EXERCISE AIM – Print the data that follows exactly.

begin INFORMATION SUPPLIED

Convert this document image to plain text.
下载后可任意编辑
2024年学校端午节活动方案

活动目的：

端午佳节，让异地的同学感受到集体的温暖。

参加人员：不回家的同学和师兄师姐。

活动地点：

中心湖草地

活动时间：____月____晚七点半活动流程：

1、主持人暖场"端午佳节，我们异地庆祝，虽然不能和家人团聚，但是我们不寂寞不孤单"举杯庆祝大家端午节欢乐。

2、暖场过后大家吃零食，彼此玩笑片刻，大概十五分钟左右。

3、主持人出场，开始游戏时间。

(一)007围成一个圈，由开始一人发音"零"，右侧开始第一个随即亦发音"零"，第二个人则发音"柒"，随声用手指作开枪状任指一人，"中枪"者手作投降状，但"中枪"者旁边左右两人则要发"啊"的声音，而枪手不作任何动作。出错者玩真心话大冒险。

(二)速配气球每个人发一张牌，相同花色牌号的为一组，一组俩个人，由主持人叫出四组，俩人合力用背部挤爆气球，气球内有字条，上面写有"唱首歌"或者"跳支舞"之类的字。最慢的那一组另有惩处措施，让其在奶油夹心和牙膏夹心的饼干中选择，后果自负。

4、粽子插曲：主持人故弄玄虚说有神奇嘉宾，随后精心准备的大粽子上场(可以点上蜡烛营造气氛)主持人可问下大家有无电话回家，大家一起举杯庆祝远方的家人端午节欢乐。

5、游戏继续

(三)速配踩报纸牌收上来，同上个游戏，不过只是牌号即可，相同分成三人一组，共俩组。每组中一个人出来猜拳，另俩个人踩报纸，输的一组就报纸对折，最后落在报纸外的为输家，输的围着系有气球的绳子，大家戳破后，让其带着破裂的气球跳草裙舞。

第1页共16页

end INFORMATION SUPPLIED

TASK OUTPUT –
Convert this document image to plain text.
下载后可任意编辑
2024年学校端午节活动方案

活动目的：

端午佳节，让异地的同学感受到集体的温暖。

参加人员：不回家的同学和师兄师姐。

活动地点：

中心湖草地

活动时间：____月____晚七点半活动流程：

1、主持人暖场"端午佳节，我们异地庆祝，虽然不能和家人团聚，但是我们不寂寞不孤单"举杯庆祝大家端午节欢乐。

2、暖场过后大家吃零食，彼此玩笑片刻，大概十五分钟左右。

3、主持人出场，开始游戏时间。

(一)007围成一个圈，由开始一人发音"零"，右侧开始第一个随即亦发音"零"，第二个人则发音"柒"，随声用手指作开枪状任指一人，"中枪"者手作投降状，但"中枪"者旁边左右两人则要发"啊"的声音，而枪手不作任何动作。出错者玩真心话大冒险。

(二)速配气球每个人发一张牌，相同花色牌号的为一组，一组俩个人，由主持人叫出四组，俩人合力用背部挤爆气球，气球内有字条，上面写有"唱首歌"或者"跳支舞"之类的字。最慢的那一组另有惩处措施，让其在奶油夹心和牙膏夹心的饼干中选择，后果自负。

4、粽子插曲：主持人故弄玄虚说有神奇嘉宾，随后精心准备的大粽子上场(可以点上蜡烛营造气氛)主持人可问下大家有无电话回家，大家一起举杯庆祝远方的家人端午节欢乐。

5、游戏继续

(三)速配踩报纸牌收上来，同上个游戏，不过只是牌号即可，相同分成三人一组，共俩组。每组中一个人出来猜拳，另俩个人踩报纸，输的一组就报纸对折，最后落在报纸外的为输家，输的围着系有气球的绳子，大家戳破后，让其带着破裂的气球跳草裙舞。

第1页共16页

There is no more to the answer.